Copy out every line of the rows below without changing a word, and omit the pictures from your answer.

[Excerpts from an annotated layout set]
•••

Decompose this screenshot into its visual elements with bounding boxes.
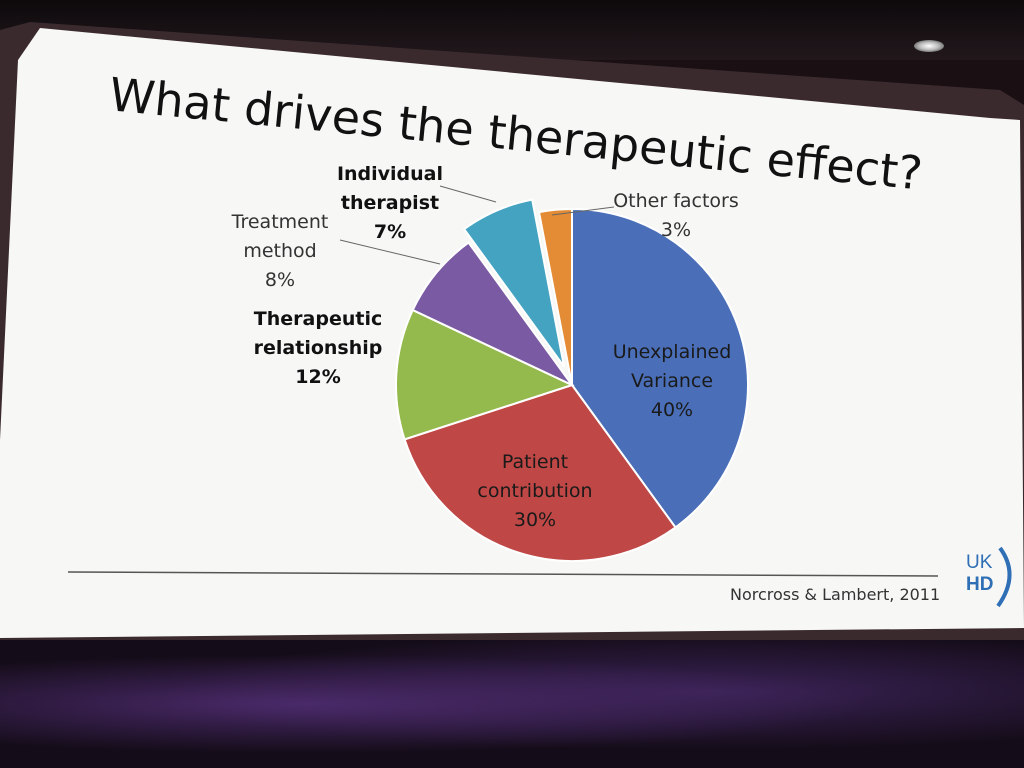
- slice-value-label: 40%: [651, 399, 693, 421]
- logo-text-bottom: HD: [966, 574, 993, 595]
- slice-value-label: 12%: [295, 366, 340, 388]
- leader-line: [339, 239, 441, 265]
- footer-divider: [67, 571, 939, 577]
- citation-text: Norcross & Lambert, 2011: [730, 585, 940, 604]
- leader-line: [439, 185, 497, 203]
- logo-text-top: UK: [966, 552, 993, 573]
- pie-labels: Unexplained Variance 40% Patient contributio…: [231, 163, 739, 531]
- logo-swoosh-icon: [996, 546, 1012, 608]
- slice-name-label: therapist: [341, 192, 439, 214]
- slice-name-label: method: [243, 240, 316, 262]
- ukhd-logo: UK HD: [966, 546, 1012, 608]
- stage-floor: [0, 640, 1024, 768]
- slice-value-label: 7%: [374, 221, 406, 243]
- slice-name-label: Patient: [502, 451, 568, 473]
- leader-line: [551, 206, 615, 216]
- slice-name-label: Other factors: [613, 190, 739, 212]
- slice-name-label: Individual: [337, 163, 443, 185]
- slice-value-label: 30%: [514, 509, 556, 531]
- pie-slice-unexplained-variance: [571, 207, 749, 529]
- pie-slice-other-factors: [537, 207, 573, 386]
- pie-slice-patient-contribution: [403, 383, 677, 562]
- slice-value-label: 3%: [661, 219, 691, 241]
- slice-name-label: Variance: [631, 370, 713, 392]
- pie-slice-treatment-method: [411, 241, 573, 386]
- ceiling-light: [914, 40, 944, 52]
- pie-slice-therapeutic-relationship: [395, 308, 575, 441]
- slice-name-label: Therapeutic: [254, 308, 382, 330]
- slice-name-label: contribution: [477, 480, 592, 502]
- pie-leader-lines: [339, 185, 615, 265]
- slice-name-label: Treatment: [231, 211, 329, 233]
- slice-name-label: Unexplained: [613, 341, 732, 363]
- slice-name-label: relationship: [254, 337, 383, 359]
- pie-slice-individual-therapist: [462, 198, 566, 368]
- slice-value-label: 8%: [265, 269, 295, 291]
- pie-chart: [395, 198, 749, 562]
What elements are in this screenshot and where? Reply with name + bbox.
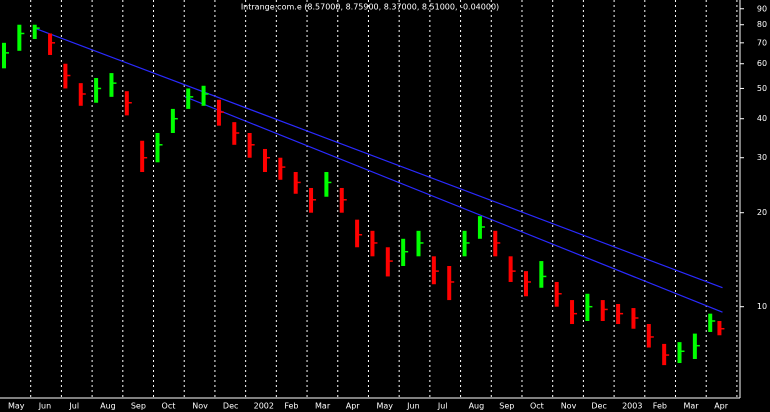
y-tick-label: 30 <box>757 153 767 162</box>
price-bar <box>201 85 206 106</box>
price-bar <box>109 73 114 97</box>
price-bar <box>186 88 191 109</box>
price-bar <box>646 324 651 348</box>
chart-title: Intrange.com.e (8.57000, 8.75900, 8.3700… <box>241 3 499 12</box>
price-bar <box>677 342 682 364</box>
x-tick-label: Jul <box>437 402 448 411</box>
y-tick-label: 10 <box>757 302 767 311</box>
price-bar <box>385 247 390 277</box>
x-tick-label: 2002 <box>254 402 274 411</box>
price-bar <box>155 133 160 163</box>
x-tick-label: Mar <box>684 402 700 411</box>
x-tick-label: Sep <box>499 402 514 411</box>
y-tick-label: 90 <box>757 4 767 13</box>
price-bar <box>600 300 605 321</box>
price-bar <box>447 266 452 301</box>
x-tick-label: Aug <box>469 402 485 411</box>
y-tick-label: 70 <box>757 38 767 47</box>
price-bar <box>539 261 544 288</box>
x-tick-label: May <box>376 402 393 411</box>
x-tick-label: Sep <box>131 402 146 411</box>
price-bar <box>508 256 513 282</box>
x-tick-label: May <box>8 402 25 411</box>
price-bar <box>278 157 283 180</box>
price-bar <box>355 219 360 248</box>
x-tick-label: Feb <box>653 402 667 411</box>
y-tick-label: 20 <box>757 208 767 217</box>
x-tick-label: Feb <box>284 402 298 411</box>
x-tick-label: Oct <box>530 402 544 411</box>
x-tick-label: Dec <box>591 402 606 411</box>
price-bar <box>570 300 575 325</box>
x-tick-label: Jun <box>38 402 52 411</box>
y-tick-label: 40 <box>757 114 767 123</box>
x-tick-label: Apr <box>714 402 729 411</box>
trend-line <box>34 27 723 289</box>
y-tick-label: 80 <box>757 20 767 29</box>
trend-line <box>184 96 723 313</box>
price-bar <box>708 313 713 332</box>
x-tick-label: Oct <box>162 402 176 411</box>
x-tick-label: Mar <box>315 402 331 411</box>
price-bar <box>140 140 145 173</box>
price-bar <box>523 271 528 297</box>
price-bar <box>32 24 37 40</box>
x-tick-label: Nov <box>192 402 208 411</box>
price-bar <box>324 172 329 197</box>
price-bar <box>48 33 53 55</box>
price-bar <box>1 42 6 69</box>
price-bar <box>170 108 175 134</box>
x-tick-label: Jul <box>68 402 79 411</box>
x-tick-label: Jun <box>406 402 420 411</box>
price-bar <box>262 148 267 173</box>
price-bar <box>94 78 99 103</box>
x-tick-label: Aug <box>100 402 116 411</box>
x-tick-label: Nov <box>561 402 577 411</box>
x-tick-label: Dec <box>223 402 238 411</box>
x-tick-label: 2003 <box>622 402 642 411</box>
y-tick-label: 50 <box>757 84 767 93</box>
x-tick-label: Apr <box>346 402 361 411</box>
y-tick-label: 60 <box>757 59 767 68</box>
price-bar <box>431 256 436 285</box>
price-bar <box>17 24 22 51</box>
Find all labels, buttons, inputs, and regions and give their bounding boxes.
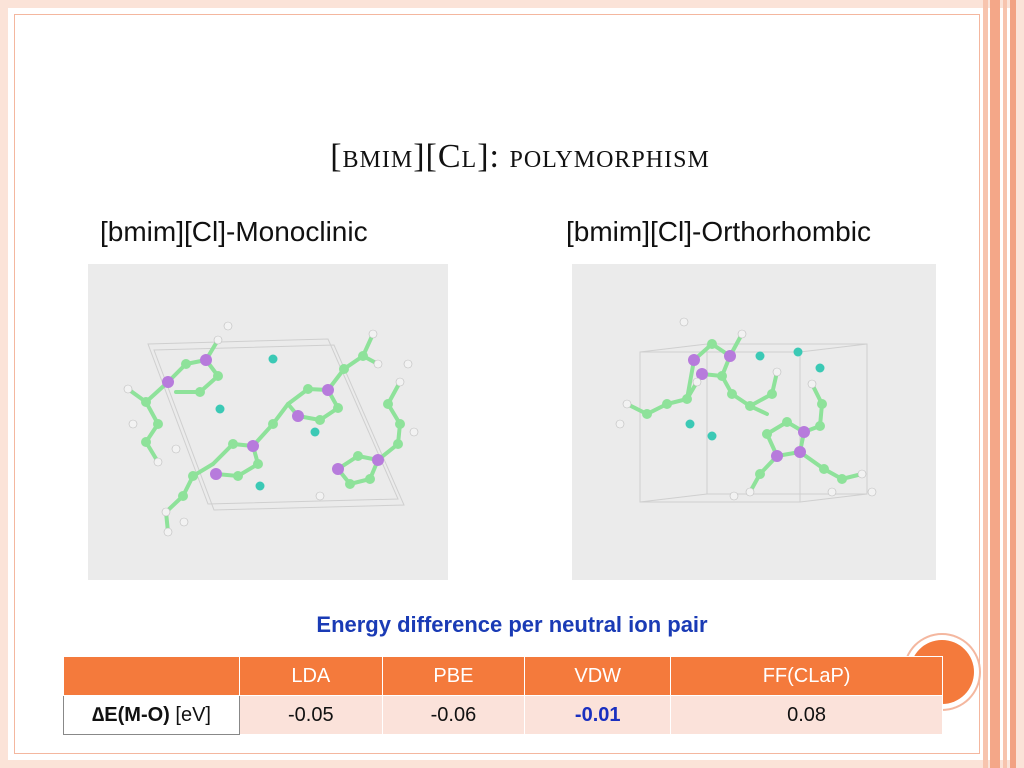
orthorhombic-molecule-graphic [615, 317, 877, 503]
right-stripe-3 [1003, 0, 1007, 768]
header-cell-lda: LDA [239, 656, 383, 696]
delta-symbol: ∆ [92, 703, 105, 726]
row-label-quantity: E(M-O) [104, 703, 170, 726]
right-stripe-1 [983, 0, 988, 768]
header-cell-pbe: PBE [381, 656, 526, 696]
table-header-row: LDA PBE VDW FF(CLaP) [63, 656, 943, 696]
row-label-unit: [eV] [175, 703, 211, 726]
monoclinic-molecule-graphic [123, 321, 419, 537]
row-label-cell: ∆E(M-O) [eV] [63, 695, 240, 735]
energy-table-caption: Energy difference per neutral ion pair [316, 612, 708, 637]
value-cell-pbe: -0.06 [381, 695, 526, 735]
right-stripe-2 [990, 0, 1000, 768]
value-cell-lda: -0.05 [239, 695, 383, 735]
monoclinic-subtitle: [bmim][Cl]-Monoclinic [100, 216, 368, 247]
slide-title: [bmim][Cl]: polymorphism [330, 138, 710, 175]
monoclinic-structure-image [88, 264, 448, 580]
slide-inner-border [14, 14, 980, 754]
orthorhombic-structure-image [572, 264, 936, 580]
energy-difference-table: LDA PBE VDW FF(CLaP) ∆E(M-O) [eV] -0.05 … [63, 656, 943, 735]
orthorhombic-subtitle: [bmim][Cl]-Orthorhombic [566, 216, 871, 247]
right-stripe-4 [1010, 0, 1016, 768]
table-row: ∆E(M-O) [eV] -0.05 -0.06 -0.01 0.08 [63, 695, 943, 735]
header-cell-ffclap: FF(CLaP) [670, 656, 943, 696]
value-cell-vdw: -0.01 [524, 695, 672, 735]
value-cell-ffclap: 0.08 [670, 695, 943, 735]
header-cell-blank [63, 656, 240, 696]
header-cell-vdw: VDW [524, 656, 672, 696]
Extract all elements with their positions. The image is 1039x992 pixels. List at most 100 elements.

•••

> [WRITTEN ANSWER]:
Decompose this screenshot into its visual elements with bounding boxes.
- slice-value-label: 40%: [651, 399, 693, 421]
- logo-text-bottom: HD: [966, 574, 993, 595]
- slice-value-label: 12%: [295, 366, 340, 388]
- leader-line: [339, 239, 441, 265]
- footer-divider: [67, 571, 939, 577]
- citation-text: Norcross & Lambert, 2011: [730, 585, 940, 604]
- leader-line: [439, 185, 497, 203]
- logo-text-top: UK: [966, 552, 993, 573]
- pie-labels: Unexplained Variance 40% Patient contributio…: [231, 163, 739, 531]
- logo-swoosh-icon: [996, 546, 1012, 608]
- slice-name-label: therapist: [341, 192, 439, 214]
- slice-name-label: method: [243, 240, 316, 262]
- ukhd-logo: UK HD: [966, 546, 1012, 608]
- stage-floor: [0, 640, 1024, 768]
- slice-value-label: 7%: [374, 221, 406, 243]
- slice-name-label: Patient: [502, 451, 568, 473]
- leader-line: [551, 206, 615, 216]
- slice-name-label: Other factors: [613, 190, 739, 212]
- slice-name-label: Individual: [337, 163, 443, 185]
- slice-value-label: 30%: [514, 509, 556, 531]
- pie-slice-unexplained-variance: [571, 207, 749, 529]
- pie-slice-other-factors: [537, 207, 573, 386]
- pie-slice-patient-contribution: [403, 383, 677, 562]
- slice-value-label: 3%: [661, 219, 691, 241]
- slice-name-label: Variance: [631, 370, 713, 392]
- pie-slice-treatment-method: [411, 241, 573, 386]
- ceiling-light: [914, 40, 944, 52]
- pie-slice-therapeutic-relationship: [395, 308, 575, 441]
- slice-name-label: Therapeutic: [254, 308, 382, 330]
- slice-name-label: contribution: [477, 480, 592, 502]
- pie-leader-lines: [339, 185, 615, 265]
- slice-name-label: Treatment: [231, 211, 329, 233]
- slice-name-label: Unexplained: [613, 341, 732, 363]
- slice-name-label: relationship: [254, 337, 383, 359]
- pie-slice-individual-therapist: [462, 198, 566, 368]
- slice-value-label: 8%: [265, 269, 295, 291]
- pie-chart: [395, 198, 749, 562]
What elements are in this screenshot and where? Reply with name + bbox.
y-tick-label: 30 <box>757 153 767 162</box>
price-bar <box>201 85 206 106</box>
price-bar <box>109 73 114 97</box>
price-bar <box>186 88 191 109</box>
price-bar <box>646 324 651 348</box>
chart-title: Intrange.com.e (8.57000, 8.75900, 8.3700… <box>241 3 499 12</box>
price-bar <box>677 342 682 364</box>
x-tick-label: Jul <box>437 402 448 411</box>
y-tick-label: 10 <box>757 302 767 311</box>
price-bar <box>385 247 390 277</box>
x-tick-label: 2002 <box>254 402 274 411</box>
price-bar <box>155 133 160 163</box>
x-tick-label: Mar <box>684 402 700 411</box>
x-tick-label: Sep <box>499 402 514 411</box>
y-tick-label: 90 <box>757 4 767 13</box>
price-bar <box>600 300 605 321</box>
price-bar <box>447 266 452 301</box>
x-tick-label: Aug <box>469 402 485 411</box>
y-tick-label: 70 <box>757 38 767 47</box>
price-bar <box>539 261 544 288</box>
x-tick-label: May <box>376 402 393 411</box>
x-tick-label: Sep <box>131 402 146 411</box>
price-bar <box>508 256 513 282</box>
x-tick-label: May <box>8 402 25 411</box>
price-bar <box>278 157 283 180</box>
price-bar <box>355 219 360 248</box>
x-tick-label: Feb <box>653 402 667 411</box>
y-tick-label: 20 <box>757 208 767 217</box>
x-tick-label: Feb <box>284 402 298 411</box>
x-tick-label: Oct <box>530 402 544 411</box>
x-tick-label: Dec <box>591 402 606 411</box>
price-bar <box>570 300 575 325</box>
x-tick-label: Jun <box>38 402 52 411</box>
y-tick-label: 40 <box>757 114 767 123</box>
x-tick-label: Apr <box>714 402 729 411</box>
trend-line <box>34 27 723 289</box>
y-tick-label: 80 <box>757 20 767 29</box>
trend-line <box>184 96 723 313</box>
price-bar <box>708 313 713 332</box>
x-tick-label: Oct <box>162 402 176 411</box>
x-tick-label: Mar <box>315 402 331 411</box>
price-bar <box>140 140 145 173</box>
price-bar <box>523 271 528 297</box>
price-bar <box>32 24 37 40</box>
x-tick-label: Nov <box>192 402 208 411</box>
price-bar <box>324 172 329 197</box>
price-bar <box>48 33 53 55</box>
price-bar <box>1 42 6 69</box>
price-bar <box>170 108 175 134</box>
x-tick-label: Jul <box>68 402 79 411</box>
x-tick-label: Jun <box>406 402 420 411</box>
price-bar <box>262 148 267 173</box>
price-bar <box>94 78 99 103</box>
x-tick-label: Aug <box>100 402 116 411</box>
x-tick-label: Nov <box>561 402 577 411</box>
x-tick-label: Dec <box>223 402 238 411</box>
x-tick-label: 2003 <box>622 402 642 411</box>
y-tick-label: 50 <box>757 84 767 93</box>
x-tick-label: Apr <box>346 402 361 411</box>
y-tick-label: 60 <box>757 59 767 68</box>
price-bar <box>431 256 436 285</box>
price-bar <box>17 24 22 51</box>
Find all labels, buttons, inputs, and regions and give their bounding boxes.
orthorhombic-molecule-graphic [615, 317, 877, 503]
right-stripe-3 [1003, 0, 1007, 768]
header-cell-lda: LDA [239, 656, 383, 696]
delta-symbol: ∆ [92, 703, 105, 726]
row-label-quantity: E(M-O) [104, 703, 170, 726]
right-stripe-1 [983, 0, 988, 768]
header-cell-pbe: PBE [381, 656, 526, 696]
table-header-row: LDA PBE VDW FF(CLaP) [63, 656, 943, 696]
row-label-unit: [eV] [175, 703, 211, 726]
monoclinic-molecule-graphic [123, 321, 419, 537]
row-label-cell: ∆E(M-O) [eV] [63, 695, 240, 735]
energy-table-caption: Energy difference per neutral ion pair [316, 612, 708, 637]
value-cell-pbe: -0.06 [381, 695, 526, 735]
right-stripe-2 [990, 0, 1000, 768]
value-cell-lda: -0.05 [239, 695, 383, 735]
monoclinic-subtitle: [bmim][Cl]-Monoclinic [100, 216, 368, 247]
slide-title: [bmim][Cl]: polymorphism [330, 138, 710, 175]
monoclinic-structure-image [88, 264, 448, 580]
slide-inner-border [14, 14, 980, 754]
orthorhombic-structure-image [572, 264, 936, 580]
energy-difference-table: LDA PBE VDW FF(CLaP) ∆E(M-O) [eV] -0.05 … [63, 656, 943, 735]
orthorhombic-subtitle: [bmim][Cl]-Orthorhombic [566, 216, 871, 247]
right-stripe-4 [1010, 0, 1016, 768]
table-row: ∆E(M-O) [eV] -0.05 -0.06 -0.01 0.08 [63, 695, 943, 735]
header-cell-ffclap: FF(CLaP) [670, 656, 943, 696]
value-cell-vdw: -0.01 [524, 695, 672, 735]
value-cell-ffclap: 0.08 [670, 695, 943, 735]
header-cell-blank [63, 656, 240, 696]
header-cell-vdw: VDW [524, 656, 672, 696]
Extract all elements with their positions. The image is 1039x992 pixels. List at most 100 elements.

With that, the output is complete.